[Items listed in a dataset]
+ + + + + + +

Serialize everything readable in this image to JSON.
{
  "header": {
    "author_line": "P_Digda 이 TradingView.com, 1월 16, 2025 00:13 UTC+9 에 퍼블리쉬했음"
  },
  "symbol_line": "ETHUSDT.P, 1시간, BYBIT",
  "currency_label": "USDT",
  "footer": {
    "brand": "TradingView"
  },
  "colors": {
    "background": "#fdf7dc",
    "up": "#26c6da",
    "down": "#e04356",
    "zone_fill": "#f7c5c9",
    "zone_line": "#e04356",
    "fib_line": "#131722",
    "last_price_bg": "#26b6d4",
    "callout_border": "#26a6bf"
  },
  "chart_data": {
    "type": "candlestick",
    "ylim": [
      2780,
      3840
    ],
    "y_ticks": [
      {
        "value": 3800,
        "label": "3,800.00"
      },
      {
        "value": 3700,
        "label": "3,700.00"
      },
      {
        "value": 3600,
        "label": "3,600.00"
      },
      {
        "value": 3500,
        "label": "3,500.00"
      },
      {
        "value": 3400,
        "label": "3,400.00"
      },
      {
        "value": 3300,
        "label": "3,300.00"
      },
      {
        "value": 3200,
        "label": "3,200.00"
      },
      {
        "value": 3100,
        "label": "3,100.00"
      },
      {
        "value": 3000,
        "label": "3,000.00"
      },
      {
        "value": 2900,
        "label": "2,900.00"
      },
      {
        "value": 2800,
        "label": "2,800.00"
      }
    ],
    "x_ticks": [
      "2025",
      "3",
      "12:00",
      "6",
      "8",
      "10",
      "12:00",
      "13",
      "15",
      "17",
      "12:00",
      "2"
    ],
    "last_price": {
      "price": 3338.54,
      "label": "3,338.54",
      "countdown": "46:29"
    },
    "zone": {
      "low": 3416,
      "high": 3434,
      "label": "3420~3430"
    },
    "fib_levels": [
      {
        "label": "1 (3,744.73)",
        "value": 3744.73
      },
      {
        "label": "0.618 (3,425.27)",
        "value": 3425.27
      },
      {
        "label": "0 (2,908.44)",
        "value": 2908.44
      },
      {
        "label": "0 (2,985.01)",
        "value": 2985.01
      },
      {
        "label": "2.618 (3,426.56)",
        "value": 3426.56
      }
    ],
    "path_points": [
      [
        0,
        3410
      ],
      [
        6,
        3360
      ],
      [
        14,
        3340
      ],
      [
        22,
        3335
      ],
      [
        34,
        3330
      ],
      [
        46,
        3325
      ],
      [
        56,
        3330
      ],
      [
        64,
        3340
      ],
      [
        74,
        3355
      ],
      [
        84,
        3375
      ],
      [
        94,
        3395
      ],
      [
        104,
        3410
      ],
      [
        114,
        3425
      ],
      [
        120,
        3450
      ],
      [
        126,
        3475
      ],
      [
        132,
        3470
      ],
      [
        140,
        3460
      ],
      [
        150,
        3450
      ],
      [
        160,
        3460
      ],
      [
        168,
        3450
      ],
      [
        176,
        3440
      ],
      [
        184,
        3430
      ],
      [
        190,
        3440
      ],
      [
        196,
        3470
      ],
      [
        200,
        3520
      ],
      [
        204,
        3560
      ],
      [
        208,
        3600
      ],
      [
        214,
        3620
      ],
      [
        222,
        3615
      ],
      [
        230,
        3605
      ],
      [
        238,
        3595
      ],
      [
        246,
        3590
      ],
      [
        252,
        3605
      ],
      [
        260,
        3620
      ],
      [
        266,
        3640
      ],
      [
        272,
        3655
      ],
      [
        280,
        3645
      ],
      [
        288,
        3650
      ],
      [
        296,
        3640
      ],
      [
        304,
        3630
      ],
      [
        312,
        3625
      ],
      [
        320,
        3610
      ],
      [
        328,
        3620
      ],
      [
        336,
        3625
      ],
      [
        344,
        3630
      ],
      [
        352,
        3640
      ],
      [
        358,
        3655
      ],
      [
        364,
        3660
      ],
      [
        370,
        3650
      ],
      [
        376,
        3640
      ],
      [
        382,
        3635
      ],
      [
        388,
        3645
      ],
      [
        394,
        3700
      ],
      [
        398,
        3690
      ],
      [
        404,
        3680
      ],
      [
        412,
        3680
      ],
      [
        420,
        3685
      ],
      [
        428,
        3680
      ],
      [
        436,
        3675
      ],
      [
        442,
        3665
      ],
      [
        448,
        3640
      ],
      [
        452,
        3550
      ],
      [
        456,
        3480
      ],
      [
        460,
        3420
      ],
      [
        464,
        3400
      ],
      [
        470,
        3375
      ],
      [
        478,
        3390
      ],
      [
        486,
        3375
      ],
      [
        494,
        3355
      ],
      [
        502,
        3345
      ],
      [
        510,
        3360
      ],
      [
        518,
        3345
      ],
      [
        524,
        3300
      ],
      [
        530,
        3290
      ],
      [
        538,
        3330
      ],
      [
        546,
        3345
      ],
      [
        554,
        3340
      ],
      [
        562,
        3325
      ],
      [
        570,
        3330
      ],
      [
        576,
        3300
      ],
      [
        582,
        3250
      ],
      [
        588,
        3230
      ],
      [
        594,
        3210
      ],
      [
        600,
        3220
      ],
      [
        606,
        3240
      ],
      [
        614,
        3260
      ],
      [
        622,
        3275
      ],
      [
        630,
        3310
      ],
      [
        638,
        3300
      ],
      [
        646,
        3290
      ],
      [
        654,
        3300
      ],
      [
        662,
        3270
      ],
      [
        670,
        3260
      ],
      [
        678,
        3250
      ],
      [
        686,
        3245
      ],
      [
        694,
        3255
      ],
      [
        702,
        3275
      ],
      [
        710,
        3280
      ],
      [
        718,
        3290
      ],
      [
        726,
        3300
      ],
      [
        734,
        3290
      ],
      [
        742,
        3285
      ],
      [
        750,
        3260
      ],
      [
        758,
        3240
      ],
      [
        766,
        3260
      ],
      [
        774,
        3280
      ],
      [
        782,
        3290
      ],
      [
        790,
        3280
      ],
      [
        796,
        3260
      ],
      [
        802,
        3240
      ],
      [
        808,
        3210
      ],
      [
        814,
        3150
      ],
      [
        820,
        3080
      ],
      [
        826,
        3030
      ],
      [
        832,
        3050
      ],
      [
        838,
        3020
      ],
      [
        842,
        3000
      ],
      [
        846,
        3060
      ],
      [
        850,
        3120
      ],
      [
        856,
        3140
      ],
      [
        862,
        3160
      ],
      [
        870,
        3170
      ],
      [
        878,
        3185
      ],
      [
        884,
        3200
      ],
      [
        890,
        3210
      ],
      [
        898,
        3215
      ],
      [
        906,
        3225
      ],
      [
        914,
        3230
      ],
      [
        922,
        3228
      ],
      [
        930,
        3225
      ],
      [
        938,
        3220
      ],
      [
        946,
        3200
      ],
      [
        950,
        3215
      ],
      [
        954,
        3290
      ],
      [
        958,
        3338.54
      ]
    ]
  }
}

+ + + + + + +

● WHAT THE TASK ASKS: Which lines include the word "TradingView"? List them all.

● THE RESPONSE:
    "author_line": "P_Digda 이 TradingView.com, 1월 16, 2025 00:13 UTC+9 에 퍼블리쉬했음"
    "brand": "TradingView"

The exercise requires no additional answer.